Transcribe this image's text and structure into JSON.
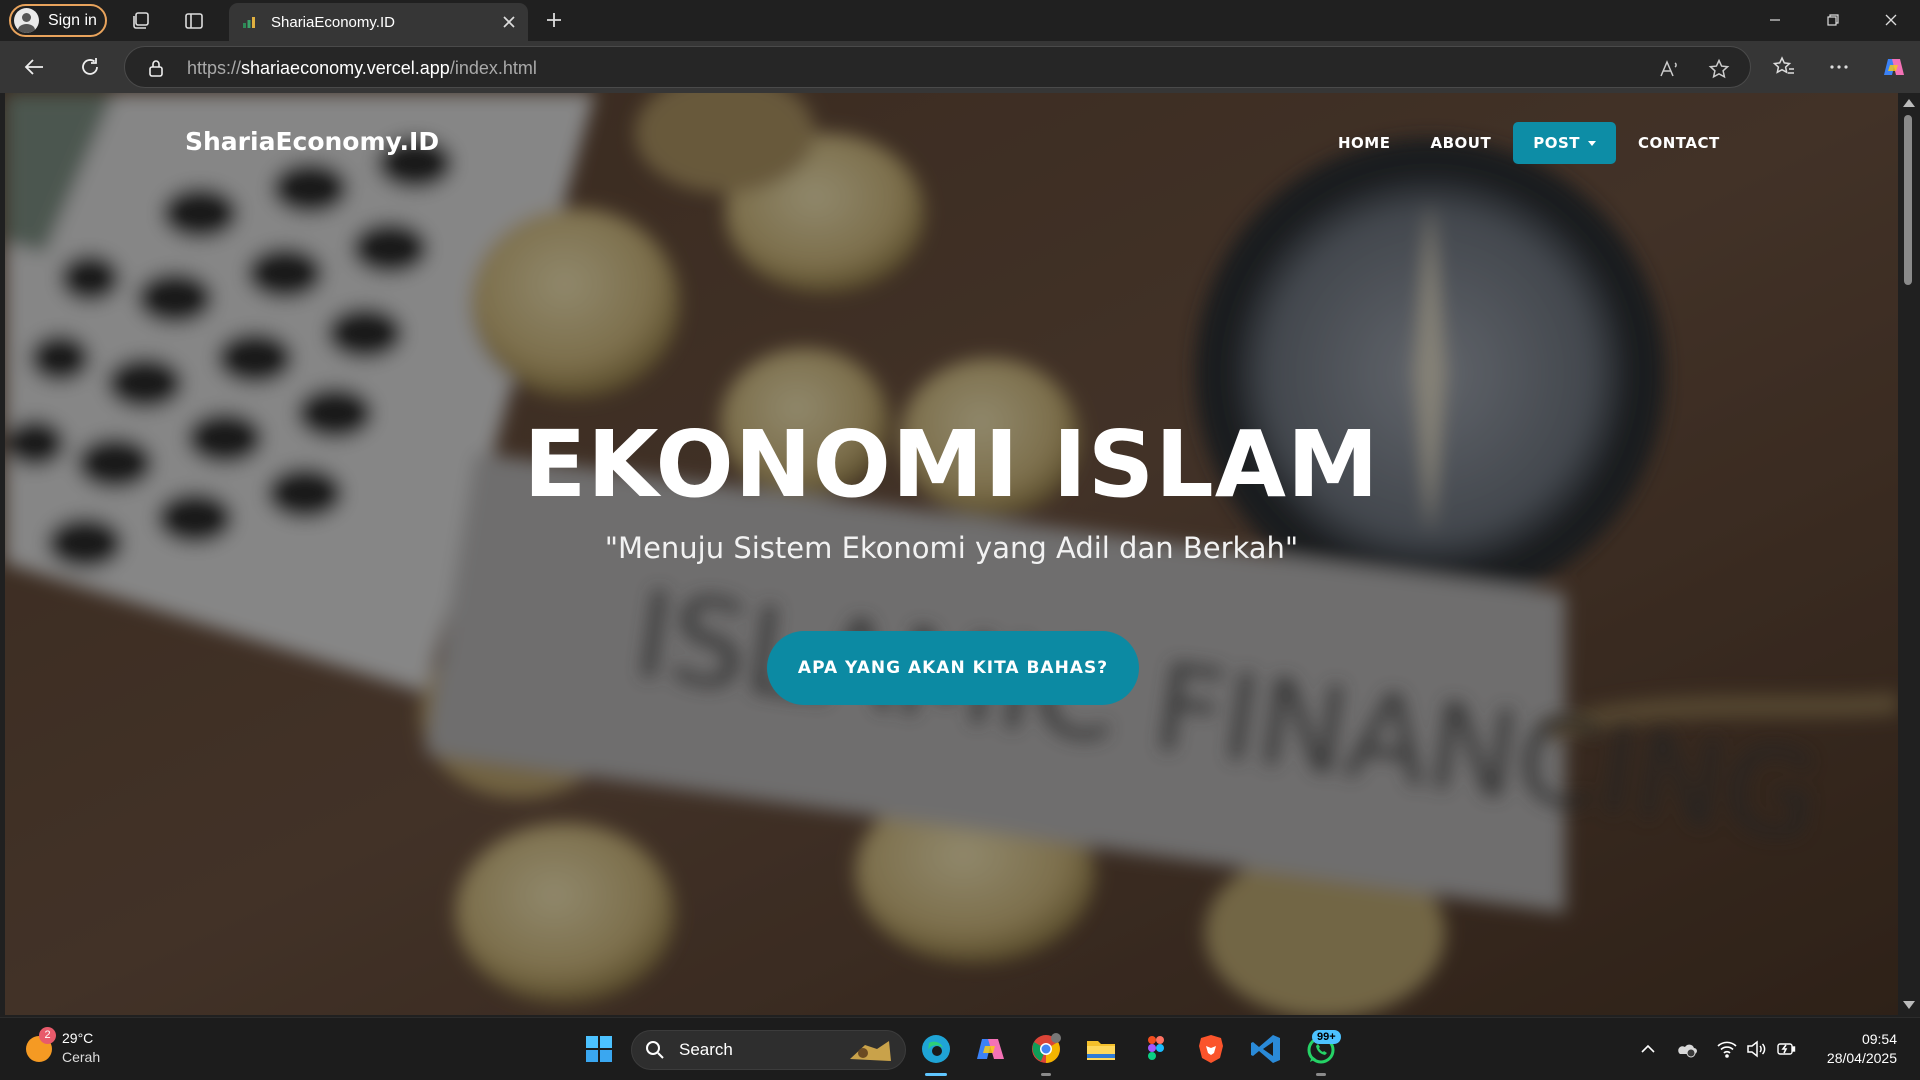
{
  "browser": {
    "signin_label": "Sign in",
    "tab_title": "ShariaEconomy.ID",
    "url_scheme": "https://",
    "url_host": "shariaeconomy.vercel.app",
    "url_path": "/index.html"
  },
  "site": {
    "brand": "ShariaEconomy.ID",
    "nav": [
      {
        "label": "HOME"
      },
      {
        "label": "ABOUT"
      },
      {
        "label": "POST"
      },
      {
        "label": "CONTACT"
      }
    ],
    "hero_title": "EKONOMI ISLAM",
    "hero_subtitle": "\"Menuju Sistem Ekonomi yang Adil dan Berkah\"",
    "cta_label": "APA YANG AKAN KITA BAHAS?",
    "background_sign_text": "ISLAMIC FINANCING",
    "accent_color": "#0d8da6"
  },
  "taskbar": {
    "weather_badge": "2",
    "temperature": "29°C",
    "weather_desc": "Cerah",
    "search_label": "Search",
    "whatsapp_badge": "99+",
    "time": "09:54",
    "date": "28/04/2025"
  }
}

########

Output, exactly, all the records above; include no pictures.

Transcribe this image's text and structure into JSON.
{
  "browser": {
    "signin_label": "Sign in",
    "tab_title": "ShariaEconomy.ID",
    "url_scheme": "https://",
    "url_host": "shariaeconomy.vercel.app",
    "url_path": "/index.html"
  },
  "site": {
    "brand": "ShariaEconomy.ID",
    "nav": [
      {
        "label": "HOME"
      },
      {
        "label": "ABOUT"
      },
      {
        "label": "POST"
      },
      {
        "label": "CONTACT"
      }
    ],
    "hero_title": "EKONOMI ISLAM",
    "hero_subtitle": "\"Menuju Sistem Ekonomi yang Adil dan Berkah\"",
    "cta_label": "APA YANG AKAN KITA BAHAS?",
    "background_sign_text": "ISLAMIC FINANCING",
    "accent_color": "#0d8da6"
  },
  "taskbar": {
    "weather_badge": "2",
    "temperature": "29°C",
    "weather_desc": "Cerah",
    "search_label": "Search",
    "whatsapp_badge": "99+",
    "time": "09:54",
    "date": "28/04/2025"
  }
}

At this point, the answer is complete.